» SUPPLIED DATA:
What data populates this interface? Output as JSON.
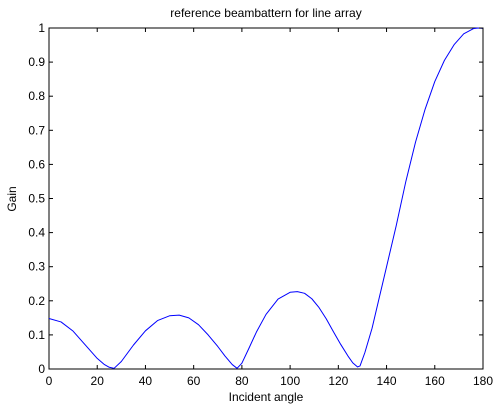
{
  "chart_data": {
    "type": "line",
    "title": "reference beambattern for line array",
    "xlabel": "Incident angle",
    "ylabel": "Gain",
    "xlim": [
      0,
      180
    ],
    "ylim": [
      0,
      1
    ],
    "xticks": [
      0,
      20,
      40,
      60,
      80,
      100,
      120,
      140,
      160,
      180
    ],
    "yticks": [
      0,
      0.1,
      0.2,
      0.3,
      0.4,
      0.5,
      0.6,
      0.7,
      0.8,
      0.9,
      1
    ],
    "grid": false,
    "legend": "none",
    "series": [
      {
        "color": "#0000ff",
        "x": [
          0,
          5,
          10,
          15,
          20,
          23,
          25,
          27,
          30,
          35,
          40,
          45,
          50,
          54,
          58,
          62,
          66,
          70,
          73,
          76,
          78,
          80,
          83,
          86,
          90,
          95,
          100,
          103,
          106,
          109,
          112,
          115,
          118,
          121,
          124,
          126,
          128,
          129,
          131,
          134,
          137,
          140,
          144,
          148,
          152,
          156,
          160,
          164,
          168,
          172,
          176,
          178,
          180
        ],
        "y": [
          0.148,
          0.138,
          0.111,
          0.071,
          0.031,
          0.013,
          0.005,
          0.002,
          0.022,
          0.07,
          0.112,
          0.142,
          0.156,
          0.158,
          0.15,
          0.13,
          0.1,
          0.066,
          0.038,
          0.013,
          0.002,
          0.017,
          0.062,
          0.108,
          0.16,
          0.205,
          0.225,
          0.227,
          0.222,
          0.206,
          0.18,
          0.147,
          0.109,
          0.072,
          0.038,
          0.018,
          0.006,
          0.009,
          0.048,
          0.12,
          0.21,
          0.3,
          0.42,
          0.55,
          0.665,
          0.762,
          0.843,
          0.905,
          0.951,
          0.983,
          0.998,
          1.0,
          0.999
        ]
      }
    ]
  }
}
* * *
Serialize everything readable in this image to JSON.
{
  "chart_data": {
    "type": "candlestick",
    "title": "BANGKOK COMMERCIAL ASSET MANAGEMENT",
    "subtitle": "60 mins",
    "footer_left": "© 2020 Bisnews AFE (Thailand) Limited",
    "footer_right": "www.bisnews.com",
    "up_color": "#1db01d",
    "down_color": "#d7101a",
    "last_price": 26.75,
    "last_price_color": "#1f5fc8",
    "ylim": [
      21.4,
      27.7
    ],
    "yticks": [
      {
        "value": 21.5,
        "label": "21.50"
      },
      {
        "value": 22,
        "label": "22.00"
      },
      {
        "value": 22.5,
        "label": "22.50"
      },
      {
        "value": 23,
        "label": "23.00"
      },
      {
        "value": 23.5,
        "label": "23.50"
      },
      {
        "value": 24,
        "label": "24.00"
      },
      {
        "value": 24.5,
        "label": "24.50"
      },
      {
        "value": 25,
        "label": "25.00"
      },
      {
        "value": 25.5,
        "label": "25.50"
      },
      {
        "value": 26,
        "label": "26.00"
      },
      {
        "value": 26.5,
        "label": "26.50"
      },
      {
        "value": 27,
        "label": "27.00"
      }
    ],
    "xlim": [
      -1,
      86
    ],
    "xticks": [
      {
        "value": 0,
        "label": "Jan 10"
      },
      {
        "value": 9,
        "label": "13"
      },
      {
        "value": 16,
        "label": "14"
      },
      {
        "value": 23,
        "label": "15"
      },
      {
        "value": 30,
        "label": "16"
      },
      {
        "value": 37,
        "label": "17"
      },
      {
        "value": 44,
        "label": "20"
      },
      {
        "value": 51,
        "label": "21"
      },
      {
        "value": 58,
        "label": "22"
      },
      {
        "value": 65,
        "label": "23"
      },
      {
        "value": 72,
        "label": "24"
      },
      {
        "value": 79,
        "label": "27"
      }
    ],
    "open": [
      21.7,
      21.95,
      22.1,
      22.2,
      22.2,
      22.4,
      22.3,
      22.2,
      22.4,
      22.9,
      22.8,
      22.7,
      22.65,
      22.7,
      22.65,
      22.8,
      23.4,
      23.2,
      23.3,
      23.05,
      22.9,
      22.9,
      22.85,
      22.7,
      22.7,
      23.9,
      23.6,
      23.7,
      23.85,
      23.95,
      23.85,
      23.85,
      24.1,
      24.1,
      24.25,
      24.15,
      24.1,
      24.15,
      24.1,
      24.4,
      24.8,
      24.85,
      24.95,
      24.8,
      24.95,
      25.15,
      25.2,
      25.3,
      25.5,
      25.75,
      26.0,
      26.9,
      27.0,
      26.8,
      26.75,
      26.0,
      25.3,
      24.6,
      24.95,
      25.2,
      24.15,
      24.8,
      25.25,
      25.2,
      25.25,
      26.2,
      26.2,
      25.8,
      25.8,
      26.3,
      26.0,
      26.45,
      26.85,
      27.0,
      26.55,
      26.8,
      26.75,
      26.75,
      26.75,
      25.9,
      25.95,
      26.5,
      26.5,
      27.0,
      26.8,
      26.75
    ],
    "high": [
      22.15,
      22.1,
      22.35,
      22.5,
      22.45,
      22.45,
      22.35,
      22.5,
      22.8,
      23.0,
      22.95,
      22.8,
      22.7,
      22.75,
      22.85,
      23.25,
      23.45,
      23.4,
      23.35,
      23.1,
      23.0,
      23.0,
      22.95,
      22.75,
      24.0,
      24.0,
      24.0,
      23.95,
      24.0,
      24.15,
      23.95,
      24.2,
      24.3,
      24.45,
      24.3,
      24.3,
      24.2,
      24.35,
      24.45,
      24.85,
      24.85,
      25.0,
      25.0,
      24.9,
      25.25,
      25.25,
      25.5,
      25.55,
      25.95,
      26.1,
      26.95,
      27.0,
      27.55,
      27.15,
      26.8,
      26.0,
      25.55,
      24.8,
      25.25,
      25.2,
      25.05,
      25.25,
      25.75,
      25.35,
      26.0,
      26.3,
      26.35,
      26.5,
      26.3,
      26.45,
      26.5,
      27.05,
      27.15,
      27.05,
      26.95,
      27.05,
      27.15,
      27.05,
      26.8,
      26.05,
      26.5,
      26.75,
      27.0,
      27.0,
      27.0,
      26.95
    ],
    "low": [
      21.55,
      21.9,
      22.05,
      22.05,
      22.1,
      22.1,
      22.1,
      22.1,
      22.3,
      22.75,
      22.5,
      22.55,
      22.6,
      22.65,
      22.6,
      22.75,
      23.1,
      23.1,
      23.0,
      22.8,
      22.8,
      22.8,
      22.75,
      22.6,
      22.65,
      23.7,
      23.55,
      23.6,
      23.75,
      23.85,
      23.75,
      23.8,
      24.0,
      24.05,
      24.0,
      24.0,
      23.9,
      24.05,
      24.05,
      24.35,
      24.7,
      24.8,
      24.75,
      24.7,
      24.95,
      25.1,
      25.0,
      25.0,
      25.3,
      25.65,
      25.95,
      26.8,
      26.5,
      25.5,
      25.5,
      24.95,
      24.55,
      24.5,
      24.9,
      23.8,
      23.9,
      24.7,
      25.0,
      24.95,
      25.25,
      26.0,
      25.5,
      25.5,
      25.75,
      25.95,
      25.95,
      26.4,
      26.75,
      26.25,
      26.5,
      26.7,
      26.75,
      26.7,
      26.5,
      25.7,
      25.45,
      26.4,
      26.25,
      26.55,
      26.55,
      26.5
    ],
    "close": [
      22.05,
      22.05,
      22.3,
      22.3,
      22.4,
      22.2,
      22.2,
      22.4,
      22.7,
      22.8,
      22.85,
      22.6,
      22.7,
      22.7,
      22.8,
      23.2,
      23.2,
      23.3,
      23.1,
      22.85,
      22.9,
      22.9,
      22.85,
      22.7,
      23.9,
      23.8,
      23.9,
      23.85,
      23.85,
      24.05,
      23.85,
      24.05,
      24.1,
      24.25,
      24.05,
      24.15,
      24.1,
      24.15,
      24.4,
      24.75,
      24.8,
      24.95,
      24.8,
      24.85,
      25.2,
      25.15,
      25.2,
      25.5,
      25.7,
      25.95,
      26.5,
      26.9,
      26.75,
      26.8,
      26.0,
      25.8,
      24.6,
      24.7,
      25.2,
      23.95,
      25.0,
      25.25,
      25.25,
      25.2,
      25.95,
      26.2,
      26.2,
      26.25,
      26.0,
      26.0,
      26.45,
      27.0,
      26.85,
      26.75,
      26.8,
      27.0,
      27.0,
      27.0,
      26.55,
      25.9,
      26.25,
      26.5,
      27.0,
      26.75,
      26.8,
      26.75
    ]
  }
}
--
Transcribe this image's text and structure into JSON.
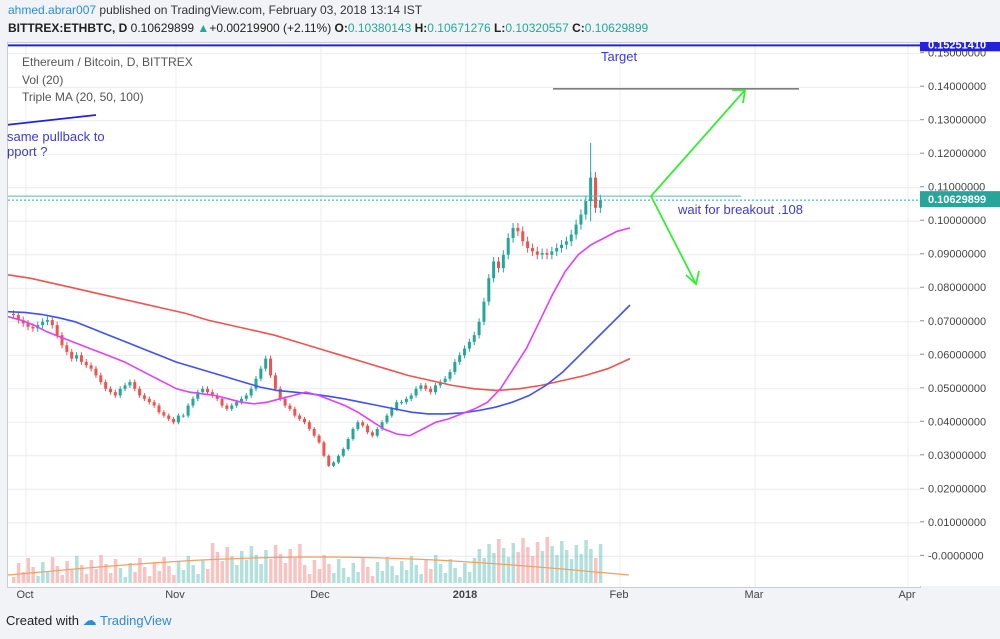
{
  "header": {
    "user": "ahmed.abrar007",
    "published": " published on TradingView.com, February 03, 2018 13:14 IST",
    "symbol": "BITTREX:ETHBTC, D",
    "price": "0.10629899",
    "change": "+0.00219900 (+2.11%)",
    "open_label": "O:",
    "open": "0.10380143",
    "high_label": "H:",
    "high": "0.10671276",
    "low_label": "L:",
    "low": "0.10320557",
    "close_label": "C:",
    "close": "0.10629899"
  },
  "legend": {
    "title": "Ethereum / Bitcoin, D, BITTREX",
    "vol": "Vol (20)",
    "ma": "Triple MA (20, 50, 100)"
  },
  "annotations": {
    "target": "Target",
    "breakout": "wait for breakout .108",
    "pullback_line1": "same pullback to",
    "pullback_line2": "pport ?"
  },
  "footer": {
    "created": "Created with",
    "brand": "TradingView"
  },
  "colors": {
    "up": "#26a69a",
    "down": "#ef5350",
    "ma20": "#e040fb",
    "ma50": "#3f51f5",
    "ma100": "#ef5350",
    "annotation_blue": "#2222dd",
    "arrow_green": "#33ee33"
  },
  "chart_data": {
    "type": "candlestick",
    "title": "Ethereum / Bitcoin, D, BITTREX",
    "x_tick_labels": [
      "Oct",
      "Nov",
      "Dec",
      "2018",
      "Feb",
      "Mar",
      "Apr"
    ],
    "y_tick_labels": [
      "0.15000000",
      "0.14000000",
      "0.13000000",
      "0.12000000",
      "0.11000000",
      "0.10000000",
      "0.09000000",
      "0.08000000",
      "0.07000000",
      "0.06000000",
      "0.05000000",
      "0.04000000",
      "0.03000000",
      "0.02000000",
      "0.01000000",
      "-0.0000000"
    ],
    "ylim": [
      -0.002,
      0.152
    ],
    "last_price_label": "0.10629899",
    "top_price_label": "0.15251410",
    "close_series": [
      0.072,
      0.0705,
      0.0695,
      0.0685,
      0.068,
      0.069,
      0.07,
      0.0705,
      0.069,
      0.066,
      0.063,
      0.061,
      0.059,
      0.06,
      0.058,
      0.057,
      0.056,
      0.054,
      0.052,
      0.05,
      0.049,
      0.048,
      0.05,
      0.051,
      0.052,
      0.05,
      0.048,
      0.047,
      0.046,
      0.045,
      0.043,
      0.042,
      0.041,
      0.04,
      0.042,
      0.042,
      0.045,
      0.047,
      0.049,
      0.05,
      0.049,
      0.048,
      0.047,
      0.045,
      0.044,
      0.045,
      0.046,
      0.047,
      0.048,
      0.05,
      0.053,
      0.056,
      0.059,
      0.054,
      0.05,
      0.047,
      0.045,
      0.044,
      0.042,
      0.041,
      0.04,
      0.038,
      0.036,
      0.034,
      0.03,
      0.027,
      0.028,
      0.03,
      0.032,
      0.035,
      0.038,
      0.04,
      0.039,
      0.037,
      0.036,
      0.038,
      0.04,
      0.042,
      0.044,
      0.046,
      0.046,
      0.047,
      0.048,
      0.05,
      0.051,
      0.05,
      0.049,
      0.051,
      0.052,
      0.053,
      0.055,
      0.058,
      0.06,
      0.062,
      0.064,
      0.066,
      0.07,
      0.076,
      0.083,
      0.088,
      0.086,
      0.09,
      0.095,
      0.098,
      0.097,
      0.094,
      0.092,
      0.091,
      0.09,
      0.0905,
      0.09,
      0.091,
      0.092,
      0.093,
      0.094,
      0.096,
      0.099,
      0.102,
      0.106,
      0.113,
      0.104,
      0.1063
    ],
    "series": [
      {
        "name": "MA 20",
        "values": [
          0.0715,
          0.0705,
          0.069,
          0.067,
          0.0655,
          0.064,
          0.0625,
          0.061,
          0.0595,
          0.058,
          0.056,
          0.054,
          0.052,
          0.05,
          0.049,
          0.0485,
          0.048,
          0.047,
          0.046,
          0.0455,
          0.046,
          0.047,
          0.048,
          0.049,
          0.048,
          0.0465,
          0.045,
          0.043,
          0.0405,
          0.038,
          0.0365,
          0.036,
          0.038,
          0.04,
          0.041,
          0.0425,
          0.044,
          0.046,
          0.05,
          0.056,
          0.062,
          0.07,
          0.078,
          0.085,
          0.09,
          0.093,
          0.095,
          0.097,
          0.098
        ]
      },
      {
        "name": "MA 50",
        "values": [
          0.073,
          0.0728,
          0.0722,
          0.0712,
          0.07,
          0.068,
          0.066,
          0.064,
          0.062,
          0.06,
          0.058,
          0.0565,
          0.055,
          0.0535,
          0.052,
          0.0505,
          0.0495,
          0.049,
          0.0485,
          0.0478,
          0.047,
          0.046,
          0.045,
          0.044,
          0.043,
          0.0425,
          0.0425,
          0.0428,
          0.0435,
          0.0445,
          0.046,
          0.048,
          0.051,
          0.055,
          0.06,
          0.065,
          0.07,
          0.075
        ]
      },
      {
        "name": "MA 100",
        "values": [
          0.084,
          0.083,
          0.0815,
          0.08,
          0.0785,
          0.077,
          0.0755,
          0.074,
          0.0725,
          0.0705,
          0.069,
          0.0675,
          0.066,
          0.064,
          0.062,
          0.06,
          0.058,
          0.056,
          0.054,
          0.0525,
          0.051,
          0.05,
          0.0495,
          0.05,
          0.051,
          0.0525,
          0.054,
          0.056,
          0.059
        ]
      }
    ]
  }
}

» TO BE DONE:
Search the records above for the string "image". Copy every line that contains it.

» TASK RESULT:
Serialize everything readable in this image to JSON.
Transcribe this image's text and structure into JSON.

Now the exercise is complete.